EXTRACTED INFORMATION:
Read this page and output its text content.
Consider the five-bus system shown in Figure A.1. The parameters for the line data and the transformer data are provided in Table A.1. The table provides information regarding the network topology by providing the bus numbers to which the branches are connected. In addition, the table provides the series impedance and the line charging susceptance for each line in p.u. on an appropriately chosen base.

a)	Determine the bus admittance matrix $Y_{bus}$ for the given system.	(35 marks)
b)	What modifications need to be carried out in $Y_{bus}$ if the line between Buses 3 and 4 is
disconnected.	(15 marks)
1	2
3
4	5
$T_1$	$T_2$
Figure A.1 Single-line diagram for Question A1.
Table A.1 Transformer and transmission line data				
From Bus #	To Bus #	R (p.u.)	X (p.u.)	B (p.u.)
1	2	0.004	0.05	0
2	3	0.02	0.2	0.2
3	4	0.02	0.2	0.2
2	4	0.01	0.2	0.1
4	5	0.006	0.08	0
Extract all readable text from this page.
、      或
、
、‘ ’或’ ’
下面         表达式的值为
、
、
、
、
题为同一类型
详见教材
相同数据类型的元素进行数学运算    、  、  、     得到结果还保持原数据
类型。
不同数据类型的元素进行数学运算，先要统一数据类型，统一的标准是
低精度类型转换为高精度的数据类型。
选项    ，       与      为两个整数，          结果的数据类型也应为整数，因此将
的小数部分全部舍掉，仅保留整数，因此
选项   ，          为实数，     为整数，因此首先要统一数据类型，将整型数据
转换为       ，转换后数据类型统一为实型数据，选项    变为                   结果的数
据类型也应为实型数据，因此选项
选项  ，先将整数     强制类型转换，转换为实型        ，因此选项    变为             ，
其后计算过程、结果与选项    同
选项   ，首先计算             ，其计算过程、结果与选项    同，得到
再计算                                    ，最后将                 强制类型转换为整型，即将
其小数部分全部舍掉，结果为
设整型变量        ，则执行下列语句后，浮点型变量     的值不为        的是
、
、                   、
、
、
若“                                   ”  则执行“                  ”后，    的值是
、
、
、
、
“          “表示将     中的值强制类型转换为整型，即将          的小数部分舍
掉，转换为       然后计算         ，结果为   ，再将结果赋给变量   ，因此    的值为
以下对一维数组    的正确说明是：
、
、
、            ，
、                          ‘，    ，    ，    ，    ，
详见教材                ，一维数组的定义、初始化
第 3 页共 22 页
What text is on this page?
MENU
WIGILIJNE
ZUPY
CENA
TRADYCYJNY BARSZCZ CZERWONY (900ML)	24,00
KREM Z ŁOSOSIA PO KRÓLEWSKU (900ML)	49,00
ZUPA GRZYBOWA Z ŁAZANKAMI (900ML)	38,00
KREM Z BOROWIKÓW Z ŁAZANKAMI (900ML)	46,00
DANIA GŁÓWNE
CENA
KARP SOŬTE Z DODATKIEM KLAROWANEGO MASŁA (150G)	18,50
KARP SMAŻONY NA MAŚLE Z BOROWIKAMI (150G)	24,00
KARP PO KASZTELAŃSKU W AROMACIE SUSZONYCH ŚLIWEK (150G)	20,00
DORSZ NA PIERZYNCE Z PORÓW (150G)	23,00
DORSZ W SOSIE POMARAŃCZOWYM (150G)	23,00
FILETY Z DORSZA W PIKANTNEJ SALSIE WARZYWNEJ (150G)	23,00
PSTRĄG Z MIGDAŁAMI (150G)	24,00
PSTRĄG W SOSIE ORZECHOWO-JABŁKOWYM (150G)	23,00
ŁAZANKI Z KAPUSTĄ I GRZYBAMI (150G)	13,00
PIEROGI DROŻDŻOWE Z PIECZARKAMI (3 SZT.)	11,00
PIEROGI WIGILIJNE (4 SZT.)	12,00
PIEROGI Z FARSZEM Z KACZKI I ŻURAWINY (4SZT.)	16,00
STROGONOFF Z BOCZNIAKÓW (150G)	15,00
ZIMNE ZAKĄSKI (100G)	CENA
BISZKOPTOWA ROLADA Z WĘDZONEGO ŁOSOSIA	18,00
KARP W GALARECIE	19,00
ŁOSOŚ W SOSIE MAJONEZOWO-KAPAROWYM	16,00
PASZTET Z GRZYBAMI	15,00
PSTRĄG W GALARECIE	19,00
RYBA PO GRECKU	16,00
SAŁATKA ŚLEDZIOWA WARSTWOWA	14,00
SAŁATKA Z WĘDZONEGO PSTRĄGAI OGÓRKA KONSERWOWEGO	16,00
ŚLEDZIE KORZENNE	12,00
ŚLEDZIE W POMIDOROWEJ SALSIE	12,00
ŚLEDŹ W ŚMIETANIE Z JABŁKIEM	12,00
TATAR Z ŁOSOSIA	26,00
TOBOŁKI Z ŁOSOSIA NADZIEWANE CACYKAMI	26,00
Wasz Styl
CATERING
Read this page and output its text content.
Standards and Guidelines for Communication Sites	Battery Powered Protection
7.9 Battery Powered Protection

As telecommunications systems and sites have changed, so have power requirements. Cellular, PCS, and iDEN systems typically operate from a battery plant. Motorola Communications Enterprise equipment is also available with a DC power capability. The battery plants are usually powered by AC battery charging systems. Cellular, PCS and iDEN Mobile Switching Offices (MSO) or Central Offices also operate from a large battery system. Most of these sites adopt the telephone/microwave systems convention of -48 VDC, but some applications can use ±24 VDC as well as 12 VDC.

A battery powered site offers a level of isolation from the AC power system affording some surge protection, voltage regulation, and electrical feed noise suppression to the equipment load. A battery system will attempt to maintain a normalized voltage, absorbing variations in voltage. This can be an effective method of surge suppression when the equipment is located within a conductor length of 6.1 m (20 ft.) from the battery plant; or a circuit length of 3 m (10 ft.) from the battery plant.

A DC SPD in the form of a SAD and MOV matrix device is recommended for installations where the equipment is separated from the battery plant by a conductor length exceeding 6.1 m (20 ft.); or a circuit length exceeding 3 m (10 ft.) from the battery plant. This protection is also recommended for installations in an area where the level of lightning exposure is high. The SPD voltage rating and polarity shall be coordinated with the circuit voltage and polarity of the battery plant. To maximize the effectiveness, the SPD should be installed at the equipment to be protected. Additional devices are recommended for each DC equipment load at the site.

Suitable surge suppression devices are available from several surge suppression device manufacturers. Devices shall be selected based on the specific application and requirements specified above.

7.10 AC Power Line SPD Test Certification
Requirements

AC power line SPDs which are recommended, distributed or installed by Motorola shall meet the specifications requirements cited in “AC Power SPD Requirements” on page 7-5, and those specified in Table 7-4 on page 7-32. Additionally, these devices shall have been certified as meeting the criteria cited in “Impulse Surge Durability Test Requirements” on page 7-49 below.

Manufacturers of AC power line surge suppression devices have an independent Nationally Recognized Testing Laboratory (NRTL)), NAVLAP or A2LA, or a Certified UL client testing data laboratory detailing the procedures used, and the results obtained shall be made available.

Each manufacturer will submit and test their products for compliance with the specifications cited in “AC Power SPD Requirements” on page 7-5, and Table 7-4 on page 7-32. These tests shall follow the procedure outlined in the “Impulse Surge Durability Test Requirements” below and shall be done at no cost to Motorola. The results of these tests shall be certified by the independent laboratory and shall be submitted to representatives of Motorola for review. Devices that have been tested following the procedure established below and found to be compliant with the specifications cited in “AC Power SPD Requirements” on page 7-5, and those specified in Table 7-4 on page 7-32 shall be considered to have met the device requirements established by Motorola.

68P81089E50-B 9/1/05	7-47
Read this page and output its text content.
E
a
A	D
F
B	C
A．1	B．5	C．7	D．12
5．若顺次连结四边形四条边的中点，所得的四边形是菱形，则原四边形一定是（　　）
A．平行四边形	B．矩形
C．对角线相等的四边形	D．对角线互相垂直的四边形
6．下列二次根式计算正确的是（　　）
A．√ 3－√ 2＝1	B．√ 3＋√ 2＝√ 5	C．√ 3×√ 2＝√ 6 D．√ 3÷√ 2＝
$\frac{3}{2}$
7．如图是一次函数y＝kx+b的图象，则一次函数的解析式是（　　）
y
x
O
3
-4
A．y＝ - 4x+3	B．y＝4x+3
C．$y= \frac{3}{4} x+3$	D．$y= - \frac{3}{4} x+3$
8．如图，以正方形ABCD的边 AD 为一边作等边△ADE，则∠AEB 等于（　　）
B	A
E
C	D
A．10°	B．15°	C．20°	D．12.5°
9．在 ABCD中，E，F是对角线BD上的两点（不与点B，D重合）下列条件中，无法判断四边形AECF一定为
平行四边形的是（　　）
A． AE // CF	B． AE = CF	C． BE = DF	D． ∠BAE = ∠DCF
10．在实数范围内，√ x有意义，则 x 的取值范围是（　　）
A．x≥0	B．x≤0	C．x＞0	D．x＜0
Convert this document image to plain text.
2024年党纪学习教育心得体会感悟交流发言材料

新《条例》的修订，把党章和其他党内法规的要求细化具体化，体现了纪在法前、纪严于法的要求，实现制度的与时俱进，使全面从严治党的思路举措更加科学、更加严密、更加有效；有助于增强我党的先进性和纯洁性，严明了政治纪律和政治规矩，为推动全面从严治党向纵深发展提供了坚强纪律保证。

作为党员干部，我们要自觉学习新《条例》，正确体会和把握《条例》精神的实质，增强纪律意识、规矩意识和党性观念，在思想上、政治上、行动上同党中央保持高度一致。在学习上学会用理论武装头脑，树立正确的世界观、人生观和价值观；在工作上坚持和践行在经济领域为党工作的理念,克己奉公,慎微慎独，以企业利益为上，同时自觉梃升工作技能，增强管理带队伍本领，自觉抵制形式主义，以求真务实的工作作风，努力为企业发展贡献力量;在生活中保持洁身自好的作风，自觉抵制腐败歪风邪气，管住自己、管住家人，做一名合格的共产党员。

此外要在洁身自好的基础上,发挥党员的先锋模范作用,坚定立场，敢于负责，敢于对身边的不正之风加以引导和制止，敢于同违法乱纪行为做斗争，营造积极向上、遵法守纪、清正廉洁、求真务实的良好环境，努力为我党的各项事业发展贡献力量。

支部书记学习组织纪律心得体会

WORK TO COMPLETE: Where a line above includes "SALSIE", copy that line.

WRITTEN SOLUTION:
FILETY Z DORSZA W PIKANTNEJ SALSIE WARZYWNEJ (150G)	23,00
ŚLEDZIE W POMIDOROWEJ SALSIE	12,00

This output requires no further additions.